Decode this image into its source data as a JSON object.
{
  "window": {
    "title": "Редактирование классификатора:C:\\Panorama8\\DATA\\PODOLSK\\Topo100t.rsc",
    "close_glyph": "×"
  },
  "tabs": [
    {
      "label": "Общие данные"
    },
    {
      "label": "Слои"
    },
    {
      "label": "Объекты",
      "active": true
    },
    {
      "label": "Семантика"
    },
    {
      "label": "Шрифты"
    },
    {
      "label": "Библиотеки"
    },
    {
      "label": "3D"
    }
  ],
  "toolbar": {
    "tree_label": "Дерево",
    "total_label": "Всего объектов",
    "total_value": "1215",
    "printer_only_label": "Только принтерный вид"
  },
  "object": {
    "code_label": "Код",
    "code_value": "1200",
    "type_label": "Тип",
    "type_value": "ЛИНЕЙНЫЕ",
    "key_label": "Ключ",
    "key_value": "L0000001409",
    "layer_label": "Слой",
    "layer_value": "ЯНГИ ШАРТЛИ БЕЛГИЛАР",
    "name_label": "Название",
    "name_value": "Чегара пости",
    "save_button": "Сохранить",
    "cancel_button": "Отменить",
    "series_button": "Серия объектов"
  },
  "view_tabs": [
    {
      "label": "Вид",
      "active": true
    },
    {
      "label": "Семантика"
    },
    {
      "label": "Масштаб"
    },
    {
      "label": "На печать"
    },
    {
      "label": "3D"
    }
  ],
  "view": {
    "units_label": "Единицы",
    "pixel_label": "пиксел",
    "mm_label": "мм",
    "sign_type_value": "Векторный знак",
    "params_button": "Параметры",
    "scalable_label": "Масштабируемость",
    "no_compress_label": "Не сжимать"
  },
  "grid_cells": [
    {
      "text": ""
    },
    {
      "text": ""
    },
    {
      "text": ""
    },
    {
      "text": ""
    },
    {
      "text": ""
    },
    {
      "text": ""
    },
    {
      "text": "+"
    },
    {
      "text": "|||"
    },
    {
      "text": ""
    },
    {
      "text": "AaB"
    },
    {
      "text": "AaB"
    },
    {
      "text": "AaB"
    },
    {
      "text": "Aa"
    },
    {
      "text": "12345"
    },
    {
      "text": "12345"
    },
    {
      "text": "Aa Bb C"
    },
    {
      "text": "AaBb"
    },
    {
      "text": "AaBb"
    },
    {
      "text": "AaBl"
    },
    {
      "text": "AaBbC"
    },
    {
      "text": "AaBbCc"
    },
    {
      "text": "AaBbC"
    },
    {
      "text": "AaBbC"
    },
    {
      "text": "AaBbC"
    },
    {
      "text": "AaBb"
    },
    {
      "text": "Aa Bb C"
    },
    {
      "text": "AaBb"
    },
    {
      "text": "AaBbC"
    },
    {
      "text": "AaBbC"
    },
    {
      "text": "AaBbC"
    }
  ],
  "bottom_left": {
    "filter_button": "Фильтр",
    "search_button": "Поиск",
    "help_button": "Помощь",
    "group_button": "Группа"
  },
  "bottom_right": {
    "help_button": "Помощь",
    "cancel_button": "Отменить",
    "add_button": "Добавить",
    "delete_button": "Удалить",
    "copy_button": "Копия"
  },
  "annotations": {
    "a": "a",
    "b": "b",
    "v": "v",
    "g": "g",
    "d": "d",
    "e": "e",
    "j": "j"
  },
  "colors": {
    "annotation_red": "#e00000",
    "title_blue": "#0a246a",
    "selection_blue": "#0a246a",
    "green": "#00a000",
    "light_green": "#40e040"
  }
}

━━━━━━━━━━━━━━━━━━━━

### TASK OBJECTIVE
Take the material above and return all of it exactly.

### OUTPUT FOR THIS TASK
Decode this image into its source data as a JSON object.
{
  "window": {
    "title": "Редактирование классификатора:C:\\Panorama8\\DATA\\PODOLSK\\Topo100t.rsc",
    "close_glyph": "×"
  },
  "tabs": [
    {
      "label": "Общие данные"
    },
    {
      "label": "Слои"
    },
    {
      "label": "Объекты",
      "active": true
    },
    {
      "label": "Семантика"
    },
    {
      "label": "Шрифты"
    },
    {
      "label": "Библиотеки"
    },
    {
      "label": "3D"
    }
  ],
  "toolbar": {
    "tree_label": "Дерево",
    "total_label": "Всего объектов",
    "total_value": "1215",
    "printer_only_label": "Только принтерный вид"
  },
  "object": {
    "code_label": "Код",
    "code_value": "1200",
    "type_label": "Тип",
    "type_value": "ЛИНЕЙНЫЕ",
    "key_label": "Ключ",
    "key_value": "L0000001409",
    "layer_label": "Слой",
    "layer_value": "ЯНГИ ШАРТЛИ БЕЛГИЛАР",
    "name_label": "Название",
    "name_value": "Чегара пости",
    "save_button": "Сохранить",
    "cancel_button": "Отменить",
    "series_button": "Серия объектов"
  },
  "view_tabs": [
    {
      "label": "Вид",
      "active": true
    },
    {
      "label": "Семантика"
    },
    {
      "label": "Масштаб"
    },
    {
      "label": "На печать"
    },
    {
      "label": "3D"
    }
  ],
  "view": {
    "units_label": "Единицы",
    "pixel_label": "пиксел",
    "mm_label": "мм",
    "sign_type_value": "Векторный знак",
    "params_button": "Параметры",
    "scalable_label": "Масштабируемость",
    "no_compress_label": "Не сжимать"
  },
  "grid_cells": [
    {
      "text": ""
    },
    {
      "text": ""
    },
    {
      "text": ""
    },
    {
      "text": ""
    },
    {
      "text": ""
    },
    {
      "text": ""
    },
    {
      "text": "+"
    },
    {
      "text": "|||"
    },
    {
      "text": ""
    },
    {
      "text": "AaB"
    },
    {
      "text": "AaB"
    },
    {
      "text": "AaB"
    },
    {
      "text": "Aa"
    },
    {
      "text": "12345"
    },
    {
      "text": "12345"
    },
    {
      "text": "Aa Bb C"
    },
    {
      "text": "AaBb"
    },
    {
      "text": "AaBb"
    },
    {
      "text": "AaBl"
    },
    {
      "text": "AaBbC"
    },
    {
      "text": "AaBbCc"
    },
    {
      "text": "AaBbC"
    },
    {
      "text": "AaBbC"
    },
    {
      "text": "AaBbC"
    },
    {
      "text": "AaBb"
    },
    {
      "text": "Aa Bb C"
    },
    {
      "text": "AaBb"
    },
    {
      "text": "AaBbC"
    },
    {
      "text": "AaBbC"
    },
    {
      "text": "AaBbC"
    }
  ],
  "bottom_left": {
    "filter_button": "Фильтр",
    "search_button": "Поиск",
    "help_button": "Помощь",
    "group_button": "Группа"
  },
  "bottom_right": {
    "help_button": "Помощь",
    "cancel_button": "Отменить",
    "add_button": "Добавить",
    "delete_button": "Удалить",
    "copy_button": "Копия"
  },
  "annotations": {
    "a": "a",
    "b": "b",
    "v": "v",
    "g": "g",
    "d": "d",
    "e": "e",
    "j": "j"
  },
  "colors": {
    "annotation_red": "#e00000",
    "title_blue": "#0a246a",
    "selection_blue": "#0a246a",
    "green": "#00a000",
    "light_green": "#40e040"
  }
}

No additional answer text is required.